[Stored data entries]
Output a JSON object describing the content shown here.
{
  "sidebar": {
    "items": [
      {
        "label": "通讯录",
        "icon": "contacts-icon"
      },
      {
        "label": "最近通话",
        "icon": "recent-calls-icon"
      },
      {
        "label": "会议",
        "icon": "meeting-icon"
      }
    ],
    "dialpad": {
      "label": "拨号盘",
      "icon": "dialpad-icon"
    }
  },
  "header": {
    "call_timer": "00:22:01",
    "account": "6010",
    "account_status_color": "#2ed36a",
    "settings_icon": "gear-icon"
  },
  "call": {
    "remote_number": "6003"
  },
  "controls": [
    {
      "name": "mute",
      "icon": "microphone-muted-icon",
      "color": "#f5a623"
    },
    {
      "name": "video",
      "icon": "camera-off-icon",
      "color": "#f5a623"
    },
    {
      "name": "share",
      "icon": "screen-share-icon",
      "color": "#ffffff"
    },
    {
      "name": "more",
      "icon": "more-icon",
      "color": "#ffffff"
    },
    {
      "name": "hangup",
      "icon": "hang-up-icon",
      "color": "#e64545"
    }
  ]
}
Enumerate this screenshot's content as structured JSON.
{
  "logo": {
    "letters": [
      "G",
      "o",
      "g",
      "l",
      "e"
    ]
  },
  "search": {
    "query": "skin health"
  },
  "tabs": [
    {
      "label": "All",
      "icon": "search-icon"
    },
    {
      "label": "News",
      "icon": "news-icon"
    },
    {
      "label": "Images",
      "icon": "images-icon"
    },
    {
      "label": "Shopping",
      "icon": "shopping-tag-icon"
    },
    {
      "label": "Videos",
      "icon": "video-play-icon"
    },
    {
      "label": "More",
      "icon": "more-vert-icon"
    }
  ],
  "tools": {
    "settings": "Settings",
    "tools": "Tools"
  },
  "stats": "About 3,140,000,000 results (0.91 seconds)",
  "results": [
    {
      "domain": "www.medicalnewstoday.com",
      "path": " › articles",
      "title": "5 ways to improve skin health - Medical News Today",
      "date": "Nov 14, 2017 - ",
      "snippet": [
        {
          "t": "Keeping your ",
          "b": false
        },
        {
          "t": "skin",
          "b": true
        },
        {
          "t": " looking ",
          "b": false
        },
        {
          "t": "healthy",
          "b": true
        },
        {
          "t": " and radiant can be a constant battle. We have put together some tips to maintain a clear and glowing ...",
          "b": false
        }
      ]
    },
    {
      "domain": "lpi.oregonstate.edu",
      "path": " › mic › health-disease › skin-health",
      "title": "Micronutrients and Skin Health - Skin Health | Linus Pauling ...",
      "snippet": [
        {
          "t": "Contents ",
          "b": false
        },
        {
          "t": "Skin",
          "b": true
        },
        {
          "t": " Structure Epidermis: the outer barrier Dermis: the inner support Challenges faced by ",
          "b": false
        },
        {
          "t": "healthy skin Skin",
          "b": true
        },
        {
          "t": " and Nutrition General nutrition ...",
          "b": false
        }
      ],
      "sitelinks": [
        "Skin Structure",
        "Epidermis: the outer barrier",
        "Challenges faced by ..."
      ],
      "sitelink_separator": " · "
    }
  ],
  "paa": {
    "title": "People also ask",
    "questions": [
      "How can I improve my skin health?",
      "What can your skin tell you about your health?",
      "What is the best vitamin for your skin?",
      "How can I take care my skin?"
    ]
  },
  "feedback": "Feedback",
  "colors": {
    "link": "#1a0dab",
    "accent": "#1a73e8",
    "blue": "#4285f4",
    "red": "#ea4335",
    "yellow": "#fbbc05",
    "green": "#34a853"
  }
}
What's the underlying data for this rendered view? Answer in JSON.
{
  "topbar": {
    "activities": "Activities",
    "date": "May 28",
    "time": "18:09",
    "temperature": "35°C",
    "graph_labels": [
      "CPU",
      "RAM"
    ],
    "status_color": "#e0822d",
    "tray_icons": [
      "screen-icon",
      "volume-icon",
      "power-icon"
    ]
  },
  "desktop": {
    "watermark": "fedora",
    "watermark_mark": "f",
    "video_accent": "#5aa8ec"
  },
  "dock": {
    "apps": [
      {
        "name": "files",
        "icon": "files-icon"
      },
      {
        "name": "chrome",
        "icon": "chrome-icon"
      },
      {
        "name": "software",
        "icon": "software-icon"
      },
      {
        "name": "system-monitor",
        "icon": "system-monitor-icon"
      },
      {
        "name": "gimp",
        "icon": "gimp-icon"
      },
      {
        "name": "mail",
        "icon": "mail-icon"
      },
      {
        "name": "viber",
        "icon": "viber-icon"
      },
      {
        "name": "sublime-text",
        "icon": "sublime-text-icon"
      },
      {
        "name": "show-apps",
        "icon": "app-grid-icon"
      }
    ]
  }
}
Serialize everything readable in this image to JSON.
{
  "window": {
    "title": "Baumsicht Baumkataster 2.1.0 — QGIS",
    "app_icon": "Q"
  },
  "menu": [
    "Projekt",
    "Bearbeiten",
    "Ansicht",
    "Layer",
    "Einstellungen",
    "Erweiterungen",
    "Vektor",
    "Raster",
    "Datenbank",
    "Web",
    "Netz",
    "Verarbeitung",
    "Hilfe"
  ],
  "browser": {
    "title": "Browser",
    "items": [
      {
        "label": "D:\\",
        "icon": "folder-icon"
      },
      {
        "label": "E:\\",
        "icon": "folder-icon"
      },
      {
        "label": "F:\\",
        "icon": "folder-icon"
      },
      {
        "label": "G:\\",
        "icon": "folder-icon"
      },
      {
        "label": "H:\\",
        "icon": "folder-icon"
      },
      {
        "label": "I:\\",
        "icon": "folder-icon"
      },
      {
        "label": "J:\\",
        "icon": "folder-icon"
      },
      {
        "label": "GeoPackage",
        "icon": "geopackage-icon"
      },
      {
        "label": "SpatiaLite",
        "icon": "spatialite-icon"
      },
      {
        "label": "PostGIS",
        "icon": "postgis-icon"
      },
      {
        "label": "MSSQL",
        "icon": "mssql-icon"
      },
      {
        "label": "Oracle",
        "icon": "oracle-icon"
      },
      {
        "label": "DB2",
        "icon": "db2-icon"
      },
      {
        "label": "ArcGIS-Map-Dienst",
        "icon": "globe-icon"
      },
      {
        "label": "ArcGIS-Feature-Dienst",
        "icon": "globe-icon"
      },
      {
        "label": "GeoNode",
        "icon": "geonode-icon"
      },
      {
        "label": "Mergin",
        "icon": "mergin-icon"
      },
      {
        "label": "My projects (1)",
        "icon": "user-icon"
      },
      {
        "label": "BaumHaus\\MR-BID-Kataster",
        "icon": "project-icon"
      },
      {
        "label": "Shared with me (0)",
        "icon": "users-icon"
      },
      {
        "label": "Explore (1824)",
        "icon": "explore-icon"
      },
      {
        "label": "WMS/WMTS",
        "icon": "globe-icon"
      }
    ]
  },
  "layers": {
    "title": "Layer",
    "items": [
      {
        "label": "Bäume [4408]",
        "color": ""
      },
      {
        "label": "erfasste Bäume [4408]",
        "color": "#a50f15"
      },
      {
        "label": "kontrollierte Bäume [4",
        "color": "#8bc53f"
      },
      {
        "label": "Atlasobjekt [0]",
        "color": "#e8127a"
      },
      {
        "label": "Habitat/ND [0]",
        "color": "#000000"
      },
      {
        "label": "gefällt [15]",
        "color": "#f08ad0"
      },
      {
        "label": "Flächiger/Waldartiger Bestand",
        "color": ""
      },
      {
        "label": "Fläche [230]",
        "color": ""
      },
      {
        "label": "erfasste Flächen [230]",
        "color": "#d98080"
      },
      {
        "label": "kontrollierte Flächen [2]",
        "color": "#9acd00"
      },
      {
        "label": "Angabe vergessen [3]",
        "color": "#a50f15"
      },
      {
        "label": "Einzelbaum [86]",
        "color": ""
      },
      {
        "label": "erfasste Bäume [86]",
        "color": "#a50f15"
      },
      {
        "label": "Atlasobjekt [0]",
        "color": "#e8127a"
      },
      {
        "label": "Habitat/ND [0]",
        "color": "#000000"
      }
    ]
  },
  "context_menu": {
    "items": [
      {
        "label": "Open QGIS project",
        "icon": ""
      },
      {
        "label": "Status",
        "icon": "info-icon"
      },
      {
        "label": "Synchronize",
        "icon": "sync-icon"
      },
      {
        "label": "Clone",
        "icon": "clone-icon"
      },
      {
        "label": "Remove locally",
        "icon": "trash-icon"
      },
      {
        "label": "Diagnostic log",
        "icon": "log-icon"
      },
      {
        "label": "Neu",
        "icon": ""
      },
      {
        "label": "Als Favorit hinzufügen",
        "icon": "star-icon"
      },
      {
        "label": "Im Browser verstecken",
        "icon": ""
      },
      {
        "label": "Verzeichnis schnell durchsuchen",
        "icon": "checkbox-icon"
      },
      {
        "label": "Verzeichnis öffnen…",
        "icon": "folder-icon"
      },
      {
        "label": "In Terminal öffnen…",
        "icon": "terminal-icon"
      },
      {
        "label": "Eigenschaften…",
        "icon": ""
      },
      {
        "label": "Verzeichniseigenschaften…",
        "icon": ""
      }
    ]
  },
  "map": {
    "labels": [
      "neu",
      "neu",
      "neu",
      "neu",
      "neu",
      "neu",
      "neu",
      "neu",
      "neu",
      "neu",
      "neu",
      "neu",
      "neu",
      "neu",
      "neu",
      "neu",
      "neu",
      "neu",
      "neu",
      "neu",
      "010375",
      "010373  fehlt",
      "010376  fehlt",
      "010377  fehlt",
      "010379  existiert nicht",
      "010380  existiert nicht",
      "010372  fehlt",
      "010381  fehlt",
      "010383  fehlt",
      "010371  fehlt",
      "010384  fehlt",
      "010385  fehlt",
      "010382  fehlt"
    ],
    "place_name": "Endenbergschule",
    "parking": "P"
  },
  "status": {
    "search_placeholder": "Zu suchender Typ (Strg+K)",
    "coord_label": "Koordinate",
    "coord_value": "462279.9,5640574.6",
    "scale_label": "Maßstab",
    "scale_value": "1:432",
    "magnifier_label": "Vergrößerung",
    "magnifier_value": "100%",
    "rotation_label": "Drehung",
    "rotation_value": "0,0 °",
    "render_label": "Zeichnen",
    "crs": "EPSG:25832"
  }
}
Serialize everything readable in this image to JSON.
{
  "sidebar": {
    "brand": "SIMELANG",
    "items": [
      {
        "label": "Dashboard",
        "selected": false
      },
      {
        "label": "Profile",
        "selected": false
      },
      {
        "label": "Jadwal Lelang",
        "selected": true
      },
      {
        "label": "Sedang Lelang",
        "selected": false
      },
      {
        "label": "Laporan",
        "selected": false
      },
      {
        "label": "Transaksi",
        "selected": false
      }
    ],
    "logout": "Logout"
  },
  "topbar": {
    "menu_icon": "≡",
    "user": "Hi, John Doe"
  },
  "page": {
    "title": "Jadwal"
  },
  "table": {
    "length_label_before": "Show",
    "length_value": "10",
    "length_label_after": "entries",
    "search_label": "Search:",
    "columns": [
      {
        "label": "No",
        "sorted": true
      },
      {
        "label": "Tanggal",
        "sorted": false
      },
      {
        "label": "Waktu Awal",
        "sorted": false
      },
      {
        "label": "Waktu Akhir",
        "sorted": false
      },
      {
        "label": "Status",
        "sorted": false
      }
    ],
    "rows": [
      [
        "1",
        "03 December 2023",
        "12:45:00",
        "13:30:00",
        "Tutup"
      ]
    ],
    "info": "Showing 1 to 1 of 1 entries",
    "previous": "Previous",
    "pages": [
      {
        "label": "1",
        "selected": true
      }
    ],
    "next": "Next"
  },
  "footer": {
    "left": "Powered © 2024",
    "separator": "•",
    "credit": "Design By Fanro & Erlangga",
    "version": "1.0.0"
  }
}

→ EXERCISE DIRECTIONS
From the records above, work out how many lines contain the string "outer". Give only the number.

→ SOLUTION TO THE EXERCISE
2